EXERCISE DIRECTIONS: Write out the material exactly, leaving every picture behind.

Extracted data entries:
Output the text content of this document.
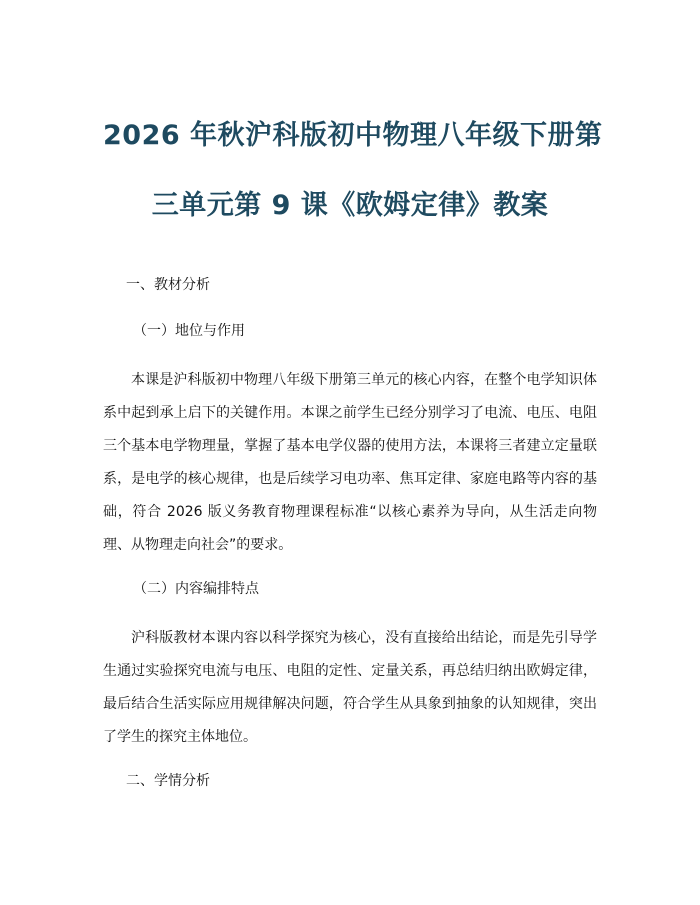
2026 年秋沪科版初中物理八年级下册第
三单元第 9 课《欧姆定律》教案

一、教材分析

（一）地位与作用

本课是沪科版初中物理八年级下册第三单元的核心内容，在整个电学知识体系中起到承上启下的关键作用。本课之前学生已经分别学习了电流、电压、电阻三个基本电学物理量，掌握了基本电学仪器的使用方法，本课将三者建立定量联系，是电学的核心规律，也是后续学习电功率、焦耳定律、家庭电路等内容的基础，符合 2026 版义务教育物理课程标准“以核心素养为导向，从生活走向物理、从物理走向社会”的要求。

（二）内容编排特点

沪科版教材本课内容以科学探究为核心，没有直接给出结论，而是先引导学生通过实验探究电流与电压、电阻的定性、定量关系，再总结归纳出欧姆定律，最后结合生活实际应用规律解决问题，符合学生从具象到抽象的认知规律，突出了学生的探究主体地位。

二、学情分析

ANSWER TO THIS TASK:
Output the text content of this document.
2026 年秋沪科版初中物理八年级下册第
三单元第 9 课《欧姆定律》教案

一、教材分析

（一）地位与作用

本课是沪科版初中物理八年级下册第三单元的核心内容，在整个电学知识体系中起到承上启下的关键作用。本课之前学生已经分别学习了电流、电压、电阻三个基本电学物理量，掌握了基本电学仪器的使用方法，本课将三者建立定量联系，是电学的核心规律，也是后续学习电功率、焦耳定律、家庭电路等内容的基础，符合 2026 版义务教育物理课程标准“以核心素养为导向，从生活走向物理、从物理走向社会”的要求。

（二）内容编排特点

沪科版教材本课内容以科学探究为核心，没有直接给出结论，而是先引导学生通过实验探究电流与电压、电阻的定性、定量关系，再总结归纳出欧姆定律，最后结合生活实际应用规律解决问题，符合学生从具象到抽象的认知规律，突出了学生的探究主体地位。

二、学情分析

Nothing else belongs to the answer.